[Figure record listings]
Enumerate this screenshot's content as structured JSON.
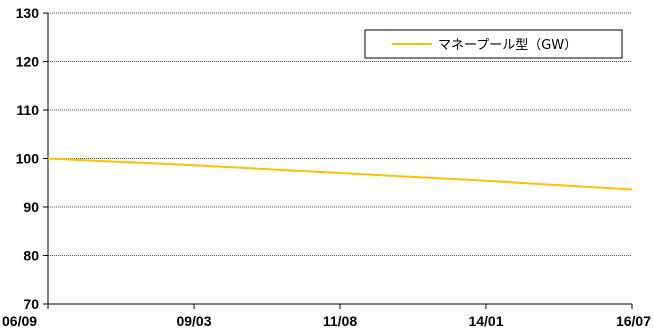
{
  "chart_data": {
    "type": "line",
    "title": "",
    "xlabel": "",
    "ylabel": "",
    "x_ticks": [
      "06/09",
      "09/03",
      "11/08",
      "14/01",
      "16/07"
    ],
    "ylim": [
      70,
      130
    ],
    "y_ticks": [
      70,
      80,
      90,
      100,
      110,
      120,
      130
    ],
    "grid": true,
    "legend_position": "top-right",
    "series": [
      {
        "name": "マネープール型（GW）",
        "color": "#FFC000",
        "x": [
          "06/09",
          "09/03",
          "11/08",
          "14/01",
          "16/07"
        ],
        "values": [
          100.0,
          98.6,
          97.0,
          95.4,
          93.6
        ]
      }
    ]
  }
}
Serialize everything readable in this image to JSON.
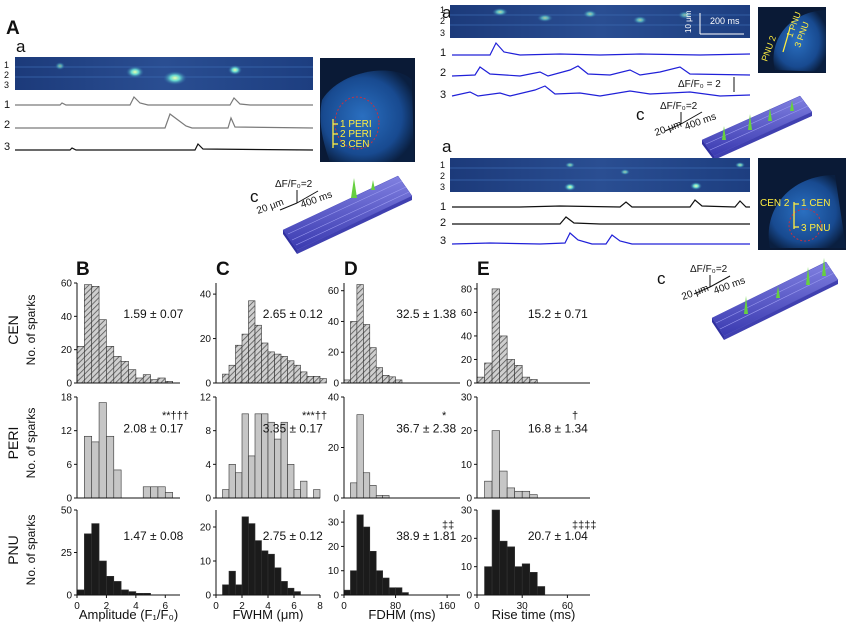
{
  "figure": {
    "panel_A": "A",
    "panel_B": "B",
    "panel_C": "C",
    "panel_D": "D",
    "panel_E": "E"
  },
  "cell_peri": {
    "sub_a": "a",
    "sub_b": "b",
    "sub_c": "c",
    "trace_labels": [
      "1",
      "2",
      "3"
    ],
    "line_labels": [
      "1",
      "2",
      "3"
    ],
    "region_labels": [
      "1 PERI",
      "2 PERI",
      "3 CEN"
    ],
    "scale_df": "ΔF/F₀=2",
    "scale_x": "400 ms",
    "scale_y": "20 μm"
  },
  "cell_pnu": {
    "sub_a": "a",
    "sub_b": "b",
    "sub_c": "c",
    "trace_labels": [
      "1",
      "2",
      "3"
    ],
    "line_labels": [
      "1",
      "2",
      "3"
    ],
    "scalebar_um": "10 μm",
    "scalebar_ms": "200 ms",
    "df_scale": "ΔF/F₀ = 2",
    "region_labels": [
      "1 PNU",
      "PNU 2",
      "3 PNU"
    ],
    "scale_df": "ΔF/F₀=2",
    "scale_x": "400 ms",
    "scale_y": "20 μm"
  },
  "cell_cen": {
    "sub_a": "a",
    "sub_b": "b",
    "sub_c": "c",
    "trace_labels": [
      "1",
      "2",
      "3"
    ],
    "line_labels": [
      "1",
      "2",
      "3"
    ],
    "region_labels": [
      "1 CEN",
      "CEN 2",
      "3 PNU"
    ],
    "scale_df": "ΔF/F₀=2",
    "scale_x": "400 ms",
    "scale_y": "20 μm"
  },
  "row_labels": [
    "CEN",
    "PERI",
    "PNU"
  ],
  "ylabel": "No. of sparks",
  "colors": {
    "CEN": "#9a9a9a",
    "PERI": "#c6c6c6",
    "PNU": "#1b1b1b",
    "trace_blue": "#2020d8",
    "trace_gray": "#808080"
  },
  "chart_data": [
    {
      "type": "bar",
      "panel": "B",
      "row": "CEN",
      "xlabel": "",
      "ylabel": "No. of sparks",
      "bin_width": 0.5,
      "bin_start": 0,
      "values": [
        22,
        59,
        58,
        38,
        22,
        16,
        13,
        8,
        3,
        5,
        2,
        3,
        1
      ],
      "xlim": [
        0,
        7
      ],
      "ylim": [
        0,
        60
      ],
      "yticks": [
        0,
        20,
        40,
        60
      ],
      "xticks": [],
      "hatched": true,
      "stat": "1.59 ± 0.07",
      "sig": ""
    },
    {
      "type": "bar",
      "panel": "C",
      "row": "CEN",
      "xlabel": "",
      "ylabel": "",
      "bin_width": 0.5,
      "bin_start": 0,
      "values": [
        0,
        4,
        8,
        17,
        22,
        37,
        26,
        18,
        14,
        13,
        12,
        10,
        8,
        5,
        3,
        3,
        2
      ],
      "xlim": [
        0,
        8
      ],
      "ylim": [
        0,
        45
      ],
      "yticks": [
        0,
        20,
        40
      ],
      "xticks": [],
      "hatched": true,
      "stat": "2.65 ± 0.12",
      "sig": ""
    },
    {
      "type": "bar",
      "panel": "D",
      "row": "CEN",
      "xlabel": "",
      "ylabel": "",
      "bin_width": 10,
      "bin_start": 0,
      "values": [
        2,
        40,
        64,
        38,
        23,
        10,
        5,
        4,
        2
      ],
      "xlim": [
        0,
        180
      ],
      "ylim": [
        0,
        65
      ],
      "yticks": [
        0,
        20,
        40,
        60
      ],
      "xticks": [],
      "hatched": true,
      "stat": "32.5 ± 1.38",
      "sig": ""
    },
    {
      "type": "bar",
      "panel": "E",
      "row": "CEN",
      "xlabel": "",
      "ylabel": "",
      "bin_width": 5,
      "bin_start": 0,
      "values": [
        5,
        17,
        80,
        40,
        20,
        15,
        5,
        3
      ],
      "xlim": [
        0,
        75
      ],
      "ylim": [
        0,
        85
      ],
      "yticks": [
        0,
        20,
        40,
        60,
        80
      ],
      "xticks": [],
      "hatched": true,
      "stat": "15.2 ± 0.71",
      "sig": ""
    },
    {
      "type": "bar",
      "panel": "B",
      "row": "PERI",
      "xlabel": "",
      "ylabel": "No. of sparks",
      "bin_width": 0.5,
      "bin_start": 0,
      "values": [
        0,
        11,
        10,
        17,
        11,
        5,
        0,
        0,
        0,
        2,
        2,
        2,
        1
      ],
      "xlim": [
        0,
        7
      ],
      "ylim": [
        0,
        18
      ],
      "yticks": [
        0,
        6,
        12,
        18
      ],
      "xticks": [],
      "hatched": false,
      "stat": "2.08 ± 0.17",
      "sig": "**†††"
    },
    {
      "type": "bar",
      "panel": "C",
      "row": "PERI",
      "xlabel": "",
      "ylabel": "",
      "bin_width": 0.5,
      "bin_start": 0,
      "values": [
        0,
        1,
        4,
        3,
        10,
        5,
        10,
        10,
        9,
        7,
        9,
        4,
        1,
        2,
        0,
        1
      ],
      "xlim": [
        0,
        8
      ],
      "ylim": [
        0,
        12
      ],
      "yticks": [
        0,
        4,
        8,
        12
      ],
      "xticks": [],
      "hatched": false,
      "stat": "3.35 ± 0.17",
      "sig": "***††"
    },
    {
      "type": "bar",
      "panel": "D",
      "row": "PERI",
      "xlabel": "",
      "ylabel": "",
      "bin_width": 10,
      "bin_start": 0,
      "values": [
        0,
        6,
        33,
        10,
        5,
        1,
        1
      ],
      "xlim": [
        0,
        180
      ],
      "ylim": [
        0,
        40
      ],
      "yticks": [
        0,
        20,
        40
      ],
      "xticks": [],
      "hatched": false,
      "stat": "36.7 ± 2.38",
      "sig": "*"
    },
    {
      "type": "bar",
      "panel": "E",
      "row": "PERI",
      "xlabel": "",
      "ylabel": "",
      "bin_width": 5,
      "bin_start": 0,
      "values": [
        0,
        5,
        20,
        8,
        3,
        2,
        2,
        1
      ],
      "xlim": [
        0,
        75
      ],
      "ylim": [
        0,
        30
      ],
      "yticks": [
        0,
        10,
        20,
        30
      ],
      "xticks": [],
      "hatched": false,
      "stat": "16.8 ± 1.34",
      "sig": "†"
    },
    {
      "type": "bar",
      "panel": "B",
      "row": "PNU",
      "xlabel": "Amplitude (F₁/F₀)",
      "ylabel": "No. of sparks",
      "bin_width": 0.5,
      "bin_start": 0,
      "values": [
        3,
        36,
        42,
        20,
        11,
        8,
        3,
        2,
        1,
        1
      ],
      "xlim": [
        0,
        7
      ],
      "ylim": [
        0,
        50
      ],
      "yticks": [
        0,
        25,
        50
      ],
      "xticks": [
        0,
        2,
        4,
        6
      ],
      "hatched": false,
      "stat": "1.47 ± 0.08",
      "sig": ""
    },
    {
      "type": "bar",
      "panel": "C",
      "row": "PNU",
      "xlabel": "FWHM (μm)",
      "ylabel": "",
      "bin_width": 0.5,
      "bin_start": 0,
      "values": [
        0,
        3,
        7,
        3,
        23,
        21,
        16,
        13,
        12,
        8,
        4,
        2,
        1
      ],
      "xlim": [
        0,
        8
      ],
      "ylim": [
        0,
        25
      ],
      "yticks": [
        0,
        10,
        20
      ],
      "xticks": [
        0,
        2,
        4,
        6,
        8
      ],
      "hatched": false,
      "stat": "2.75 ± 0.12",
      "sig": ""
    },
    {
      "type": "bar",
      "panel": "D",
      "row": "PNU",
      "xlabel": "FDHM (ms)",
      "ylabel": "",
      "bin_width": 10,
      "bin_start": 0,
      "values": [
        2,
        10,
        33,
        28,
        18,
        10,
        7,
        3,
        3,
        1
      ],
      "xlim": [
        0,
        180
      ],
      "ylim": [
        0,
        35
      ],
      "yticks": [
        0,
        10,
        20,
        30
      ],
      "xticks": [
        0,
        80,
        160
      ],
      "hatched": false,
      "stat": "38.9 ± 1.81",
      "sig": "‡‡"
    },
    {
      "type": "bar",
      "panel": "E",
      "row": "PNU",
      "xlabel": "Rise time (ms)",
      "ylabel": "",
      "bin_width": 5,
      "bin_start": 0,
      "values": [
        0,
        10,
        30,
        19,
        17,
        10,
        11,
        8,
        3
      ],
      "xlim": [
        0,
        75
      ],
      "ylim": [
        0,
        30
      ],
      "yticks": [
        0,
        10,
        20,
        30
      ],
      "xticks": [
        0,
        30,
        60
      ],
      "hatched": false,
      "stat": "20.7 ± 1.04",
      "sig": "‡‡‡‡"
    }
  ]
}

▶ [Exercise requirements]: In the entries above, find lines with "stat" and copy each.

▶ [The response]:
      "stat": "1.59 ± 0.07",
      "stat": "2.65 ± 0.12",
      "stat": "32.5 ± 1.38",
      "stat": "15.2 ± 0.71",
      "stat": "2.08 ± 0.17",
      "stat": "3.35 ± 0.17",
      "stat": "36.7 ± 2.38",
      "stat": "16.8 ± 1.34",
      "stat": "1.47 ± 0.08",
      "stat": "2.75 ± 0.12",
      "stat": "38.9 ± 1.81",
      "stat": "20.7 ± 1.04",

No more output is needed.